**REQUIREMENT**
Search the listing below for "JSON". Copy each matching line.
((
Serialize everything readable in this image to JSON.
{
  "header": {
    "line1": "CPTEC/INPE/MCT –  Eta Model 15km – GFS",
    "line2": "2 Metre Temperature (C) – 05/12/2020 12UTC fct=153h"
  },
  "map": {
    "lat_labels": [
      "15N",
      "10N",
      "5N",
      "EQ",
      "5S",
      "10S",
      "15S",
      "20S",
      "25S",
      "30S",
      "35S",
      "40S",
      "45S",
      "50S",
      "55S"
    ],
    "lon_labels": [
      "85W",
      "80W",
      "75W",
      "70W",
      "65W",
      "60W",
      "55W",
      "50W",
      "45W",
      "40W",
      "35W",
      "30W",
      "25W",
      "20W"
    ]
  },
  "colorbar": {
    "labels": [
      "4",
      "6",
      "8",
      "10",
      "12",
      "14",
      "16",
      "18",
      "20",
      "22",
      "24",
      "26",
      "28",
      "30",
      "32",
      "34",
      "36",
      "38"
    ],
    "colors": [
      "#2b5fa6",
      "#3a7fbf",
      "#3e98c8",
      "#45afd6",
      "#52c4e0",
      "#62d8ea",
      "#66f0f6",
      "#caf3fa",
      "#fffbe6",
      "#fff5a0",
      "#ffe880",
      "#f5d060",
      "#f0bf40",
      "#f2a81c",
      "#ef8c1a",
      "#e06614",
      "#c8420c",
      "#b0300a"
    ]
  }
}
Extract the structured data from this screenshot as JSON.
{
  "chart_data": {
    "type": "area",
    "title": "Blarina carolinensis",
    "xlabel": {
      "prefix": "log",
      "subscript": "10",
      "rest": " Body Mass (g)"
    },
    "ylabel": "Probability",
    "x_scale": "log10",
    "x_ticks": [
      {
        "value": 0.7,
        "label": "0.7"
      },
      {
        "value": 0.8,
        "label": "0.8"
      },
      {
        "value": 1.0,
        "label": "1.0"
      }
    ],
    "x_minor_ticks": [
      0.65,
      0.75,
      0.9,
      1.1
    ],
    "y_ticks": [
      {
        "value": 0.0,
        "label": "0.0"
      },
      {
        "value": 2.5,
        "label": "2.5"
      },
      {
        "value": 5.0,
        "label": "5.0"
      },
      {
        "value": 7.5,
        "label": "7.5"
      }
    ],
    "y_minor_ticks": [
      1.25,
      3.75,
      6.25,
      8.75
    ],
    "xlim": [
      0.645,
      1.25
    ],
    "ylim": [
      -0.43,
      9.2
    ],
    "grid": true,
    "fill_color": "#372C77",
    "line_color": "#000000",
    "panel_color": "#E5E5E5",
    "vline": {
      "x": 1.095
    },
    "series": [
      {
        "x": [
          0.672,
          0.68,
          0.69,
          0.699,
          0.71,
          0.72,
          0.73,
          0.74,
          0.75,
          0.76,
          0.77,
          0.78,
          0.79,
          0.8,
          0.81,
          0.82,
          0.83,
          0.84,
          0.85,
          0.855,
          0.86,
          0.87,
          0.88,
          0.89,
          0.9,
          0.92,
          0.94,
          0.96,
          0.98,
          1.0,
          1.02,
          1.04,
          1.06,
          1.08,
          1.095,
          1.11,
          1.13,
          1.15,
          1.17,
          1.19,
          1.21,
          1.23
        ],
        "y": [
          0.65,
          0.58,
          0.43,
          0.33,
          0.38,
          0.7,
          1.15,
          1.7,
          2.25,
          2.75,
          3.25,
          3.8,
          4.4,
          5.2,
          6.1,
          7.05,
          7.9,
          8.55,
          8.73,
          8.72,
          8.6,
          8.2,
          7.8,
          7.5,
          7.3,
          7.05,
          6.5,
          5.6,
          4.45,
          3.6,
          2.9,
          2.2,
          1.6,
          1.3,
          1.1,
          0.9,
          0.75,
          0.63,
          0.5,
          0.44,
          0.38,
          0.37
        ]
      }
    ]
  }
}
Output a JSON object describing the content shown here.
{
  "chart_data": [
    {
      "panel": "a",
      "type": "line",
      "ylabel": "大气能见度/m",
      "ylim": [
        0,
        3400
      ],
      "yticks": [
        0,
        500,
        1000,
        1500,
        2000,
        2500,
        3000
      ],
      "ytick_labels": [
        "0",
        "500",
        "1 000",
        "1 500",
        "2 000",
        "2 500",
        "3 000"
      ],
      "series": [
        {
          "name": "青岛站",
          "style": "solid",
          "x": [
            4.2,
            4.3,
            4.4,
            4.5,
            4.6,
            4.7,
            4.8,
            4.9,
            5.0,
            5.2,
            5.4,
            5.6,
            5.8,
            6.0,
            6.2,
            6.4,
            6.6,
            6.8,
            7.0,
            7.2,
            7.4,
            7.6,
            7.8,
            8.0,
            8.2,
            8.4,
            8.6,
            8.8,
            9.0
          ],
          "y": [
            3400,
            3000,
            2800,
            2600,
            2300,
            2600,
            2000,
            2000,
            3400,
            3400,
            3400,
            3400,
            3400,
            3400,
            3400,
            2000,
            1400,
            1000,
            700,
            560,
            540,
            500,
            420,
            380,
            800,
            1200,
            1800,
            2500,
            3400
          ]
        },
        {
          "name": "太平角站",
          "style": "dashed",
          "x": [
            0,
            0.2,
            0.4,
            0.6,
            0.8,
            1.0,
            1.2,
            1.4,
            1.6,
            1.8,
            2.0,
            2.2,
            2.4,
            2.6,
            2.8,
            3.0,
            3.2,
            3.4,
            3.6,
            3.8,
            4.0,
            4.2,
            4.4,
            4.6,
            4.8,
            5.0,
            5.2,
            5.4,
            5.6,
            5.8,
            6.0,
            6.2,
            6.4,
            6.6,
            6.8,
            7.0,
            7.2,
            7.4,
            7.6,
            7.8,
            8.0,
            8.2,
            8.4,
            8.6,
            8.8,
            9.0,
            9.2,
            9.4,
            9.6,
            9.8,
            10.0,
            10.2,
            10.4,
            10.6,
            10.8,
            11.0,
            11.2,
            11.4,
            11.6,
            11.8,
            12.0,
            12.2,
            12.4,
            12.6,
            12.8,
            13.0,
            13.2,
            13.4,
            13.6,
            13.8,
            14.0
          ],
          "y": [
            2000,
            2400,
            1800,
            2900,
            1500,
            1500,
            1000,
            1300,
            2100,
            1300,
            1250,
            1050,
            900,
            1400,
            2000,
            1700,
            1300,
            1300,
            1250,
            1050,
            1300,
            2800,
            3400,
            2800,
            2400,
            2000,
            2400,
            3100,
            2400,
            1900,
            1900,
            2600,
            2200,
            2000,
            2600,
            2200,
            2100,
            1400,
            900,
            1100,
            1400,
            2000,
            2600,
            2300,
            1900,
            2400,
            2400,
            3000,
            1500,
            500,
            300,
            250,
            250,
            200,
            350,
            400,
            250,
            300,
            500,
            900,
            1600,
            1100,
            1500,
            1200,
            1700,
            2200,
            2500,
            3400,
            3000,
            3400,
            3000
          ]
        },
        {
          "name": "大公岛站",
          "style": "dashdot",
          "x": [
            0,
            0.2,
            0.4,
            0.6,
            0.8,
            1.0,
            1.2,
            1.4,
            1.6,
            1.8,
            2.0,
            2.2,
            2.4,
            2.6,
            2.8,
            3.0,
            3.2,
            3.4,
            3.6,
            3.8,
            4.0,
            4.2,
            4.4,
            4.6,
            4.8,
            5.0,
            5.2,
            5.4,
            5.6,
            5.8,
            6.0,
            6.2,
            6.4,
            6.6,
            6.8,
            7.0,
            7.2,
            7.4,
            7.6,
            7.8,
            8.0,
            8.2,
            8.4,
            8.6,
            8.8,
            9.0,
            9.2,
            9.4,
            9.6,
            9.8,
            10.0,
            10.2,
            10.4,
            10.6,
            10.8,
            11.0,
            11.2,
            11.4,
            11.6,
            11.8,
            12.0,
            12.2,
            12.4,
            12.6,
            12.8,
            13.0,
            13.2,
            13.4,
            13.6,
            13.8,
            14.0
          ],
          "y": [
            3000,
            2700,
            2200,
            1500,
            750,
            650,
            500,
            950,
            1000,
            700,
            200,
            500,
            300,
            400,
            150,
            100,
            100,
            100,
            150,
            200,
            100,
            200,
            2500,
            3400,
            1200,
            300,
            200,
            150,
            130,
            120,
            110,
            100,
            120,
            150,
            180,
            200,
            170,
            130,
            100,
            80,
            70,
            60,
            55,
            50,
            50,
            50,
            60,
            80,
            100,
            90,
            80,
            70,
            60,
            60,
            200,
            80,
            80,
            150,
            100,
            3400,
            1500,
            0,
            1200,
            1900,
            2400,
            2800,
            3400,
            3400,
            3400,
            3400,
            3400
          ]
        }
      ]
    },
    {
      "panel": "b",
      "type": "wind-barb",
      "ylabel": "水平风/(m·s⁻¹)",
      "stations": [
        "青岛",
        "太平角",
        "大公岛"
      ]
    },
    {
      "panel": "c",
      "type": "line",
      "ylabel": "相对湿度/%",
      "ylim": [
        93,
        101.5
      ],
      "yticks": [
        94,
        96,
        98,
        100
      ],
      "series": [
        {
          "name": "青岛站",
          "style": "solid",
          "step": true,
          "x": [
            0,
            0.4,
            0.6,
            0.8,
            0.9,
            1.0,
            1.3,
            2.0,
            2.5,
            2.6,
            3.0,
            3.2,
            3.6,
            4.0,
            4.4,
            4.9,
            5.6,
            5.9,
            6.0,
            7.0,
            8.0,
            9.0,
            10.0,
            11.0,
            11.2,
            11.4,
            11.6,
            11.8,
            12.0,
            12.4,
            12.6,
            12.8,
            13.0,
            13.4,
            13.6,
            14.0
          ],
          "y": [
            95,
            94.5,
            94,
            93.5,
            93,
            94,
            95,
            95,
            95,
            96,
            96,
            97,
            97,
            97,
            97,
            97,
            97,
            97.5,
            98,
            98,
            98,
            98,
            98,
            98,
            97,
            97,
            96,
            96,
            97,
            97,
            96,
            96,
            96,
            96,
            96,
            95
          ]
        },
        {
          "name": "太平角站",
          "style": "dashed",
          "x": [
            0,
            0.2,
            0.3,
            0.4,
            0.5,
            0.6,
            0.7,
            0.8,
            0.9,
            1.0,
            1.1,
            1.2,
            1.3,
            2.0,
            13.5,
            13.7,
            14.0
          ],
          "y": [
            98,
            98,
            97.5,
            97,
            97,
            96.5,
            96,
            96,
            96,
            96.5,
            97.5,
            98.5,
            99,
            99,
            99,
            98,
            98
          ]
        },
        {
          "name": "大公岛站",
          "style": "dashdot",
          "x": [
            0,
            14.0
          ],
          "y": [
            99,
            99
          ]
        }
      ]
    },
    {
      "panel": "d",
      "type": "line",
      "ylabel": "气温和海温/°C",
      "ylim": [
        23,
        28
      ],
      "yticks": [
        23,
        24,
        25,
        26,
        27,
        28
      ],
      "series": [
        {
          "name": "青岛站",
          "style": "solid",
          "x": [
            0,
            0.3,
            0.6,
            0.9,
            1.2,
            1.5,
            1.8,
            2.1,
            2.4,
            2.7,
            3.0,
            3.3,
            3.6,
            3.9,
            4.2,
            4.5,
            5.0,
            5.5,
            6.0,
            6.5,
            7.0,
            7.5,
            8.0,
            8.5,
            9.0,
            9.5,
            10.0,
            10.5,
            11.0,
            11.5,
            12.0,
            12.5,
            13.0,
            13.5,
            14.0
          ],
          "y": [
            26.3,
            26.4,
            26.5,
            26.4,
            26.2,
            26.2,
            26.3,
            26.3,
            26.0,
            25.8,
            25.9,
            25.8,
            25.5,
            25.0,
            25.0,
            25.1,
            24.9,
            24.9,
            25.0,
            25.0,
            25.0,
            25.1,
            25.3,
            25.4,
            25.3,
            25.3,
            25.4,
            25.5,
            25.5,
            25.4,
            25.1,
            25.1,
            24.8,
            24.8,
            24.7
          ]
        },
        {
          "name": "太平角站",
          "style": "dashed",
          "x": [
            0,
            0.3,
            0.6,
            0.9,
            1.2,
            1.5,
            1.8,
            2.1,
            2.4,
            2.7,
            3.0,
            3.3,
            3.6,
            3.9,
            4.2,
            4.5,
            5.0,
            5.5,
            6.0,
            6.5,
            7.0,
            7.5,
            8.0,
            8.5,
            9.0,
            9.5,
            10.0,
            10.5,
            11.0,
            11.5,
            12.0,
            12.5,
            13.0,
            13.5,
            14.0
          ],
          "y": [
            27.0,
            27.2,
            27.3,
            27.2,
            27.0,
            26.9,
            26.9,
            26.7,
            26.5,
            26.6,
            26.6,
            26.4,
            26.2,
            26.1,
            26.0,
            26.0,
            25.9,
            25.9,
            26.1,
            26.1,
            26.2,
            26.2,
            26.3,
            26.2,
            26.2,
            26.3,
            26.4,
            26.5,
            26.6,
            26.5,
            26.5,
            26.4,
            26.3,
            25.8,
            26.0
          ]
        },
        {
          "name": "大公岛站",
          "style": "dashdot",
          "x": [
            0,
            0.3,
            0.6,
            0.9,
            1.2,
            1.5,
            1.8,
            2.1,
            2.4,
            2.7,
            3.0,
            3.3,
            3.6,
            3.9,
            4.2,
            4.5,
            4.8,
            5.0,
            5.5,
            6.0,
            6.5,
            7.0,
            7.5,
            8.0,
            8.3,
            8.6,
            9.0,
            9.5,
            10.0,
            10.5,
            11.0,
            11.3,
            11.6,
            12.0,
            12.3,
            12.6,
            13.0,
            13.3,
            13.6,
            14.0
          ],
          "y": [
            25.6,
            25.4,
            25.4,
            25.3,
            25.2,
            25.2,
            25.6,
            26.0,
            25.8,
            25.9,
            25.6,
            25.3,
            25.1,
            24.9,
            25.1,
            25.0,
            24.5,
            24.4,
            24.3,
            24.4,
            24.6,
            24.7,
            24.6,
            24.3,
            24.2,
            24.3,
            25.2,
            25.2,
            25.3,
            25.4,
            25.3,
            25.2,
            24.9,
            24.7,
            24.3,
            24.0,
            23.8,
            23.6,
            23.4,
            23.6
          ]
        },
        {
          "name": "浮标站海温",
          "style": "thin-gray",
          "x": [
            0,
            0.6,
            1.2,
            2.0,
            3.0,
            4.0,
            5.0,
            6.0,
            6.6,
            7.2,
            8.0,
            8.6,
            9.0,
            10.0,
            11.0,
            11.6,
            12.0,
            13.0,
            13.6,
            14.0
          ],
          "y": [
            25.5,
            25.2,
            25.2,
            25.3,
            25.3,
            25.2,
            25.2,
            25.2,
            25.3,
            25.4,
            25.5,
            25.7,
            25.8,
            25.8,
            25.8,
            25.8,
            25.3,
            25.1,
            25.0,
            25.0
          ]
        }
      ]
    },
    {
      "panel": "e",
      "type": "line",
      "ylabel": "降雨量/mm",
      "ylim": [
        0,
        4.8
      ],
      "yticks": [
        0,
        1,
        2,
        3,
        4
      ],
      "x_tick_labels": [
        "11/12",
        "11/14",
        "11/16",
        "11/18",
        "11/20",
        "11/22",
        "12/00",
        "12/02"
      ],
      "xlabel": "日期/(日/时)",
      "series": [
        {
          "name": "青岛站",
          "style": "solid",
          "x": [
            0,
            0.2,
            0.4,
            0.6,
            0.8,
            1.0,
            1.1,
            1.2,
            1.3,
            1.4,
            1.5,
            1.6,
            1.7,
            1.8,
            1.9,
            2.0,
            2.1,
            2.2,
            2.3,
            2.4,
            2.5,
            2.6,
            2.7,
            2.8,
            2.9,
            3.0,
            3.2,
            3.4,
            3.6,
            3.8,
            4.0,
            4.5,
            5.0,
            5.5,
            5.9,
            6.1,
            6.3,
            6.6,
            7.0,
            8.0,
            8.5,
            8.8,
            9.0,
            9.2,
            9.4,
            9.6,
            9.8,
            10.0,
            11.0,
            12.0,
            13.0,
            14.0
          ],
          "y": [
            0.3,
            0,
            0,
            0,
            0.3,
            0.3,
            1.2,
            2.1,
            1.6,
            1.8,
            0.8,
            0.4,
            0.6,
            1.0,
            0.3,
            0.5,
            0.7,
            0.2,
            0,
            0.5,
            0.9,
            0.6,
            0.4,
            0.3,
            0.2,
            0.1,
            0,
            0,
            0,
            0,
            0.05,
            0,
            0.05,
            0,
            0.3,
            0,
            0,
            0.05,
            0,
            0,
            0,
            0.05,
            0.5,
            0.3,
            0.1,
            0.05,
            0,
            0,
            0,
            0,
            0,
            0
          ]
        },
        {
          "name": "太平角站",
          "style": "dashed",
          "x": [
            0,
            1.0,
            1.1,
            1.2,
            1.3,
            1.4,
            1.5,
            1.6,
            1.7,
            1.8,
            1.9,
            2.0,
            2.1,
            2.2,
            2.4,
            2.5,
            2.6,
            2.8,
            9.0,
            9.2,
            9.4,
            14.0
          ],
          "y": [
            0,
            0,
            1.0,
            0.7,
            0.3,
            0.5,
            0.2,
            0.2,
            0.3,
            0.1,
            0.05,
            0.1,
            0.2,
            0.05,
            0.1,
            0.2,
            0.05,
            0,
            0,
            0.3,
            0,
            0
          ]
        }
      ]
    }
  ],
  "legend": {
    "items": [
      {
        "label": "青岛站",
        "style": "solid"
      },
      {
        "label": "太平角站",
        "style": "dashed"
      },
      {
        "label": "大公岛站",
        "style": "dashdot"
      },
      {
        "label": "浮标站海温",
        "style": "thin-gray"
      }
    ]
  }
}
))
**REPLY**
Serialize everything readable in this image to JSON.
Extract the structured data from this screenshot as JSON.
Output a JSON object describing the content shown here.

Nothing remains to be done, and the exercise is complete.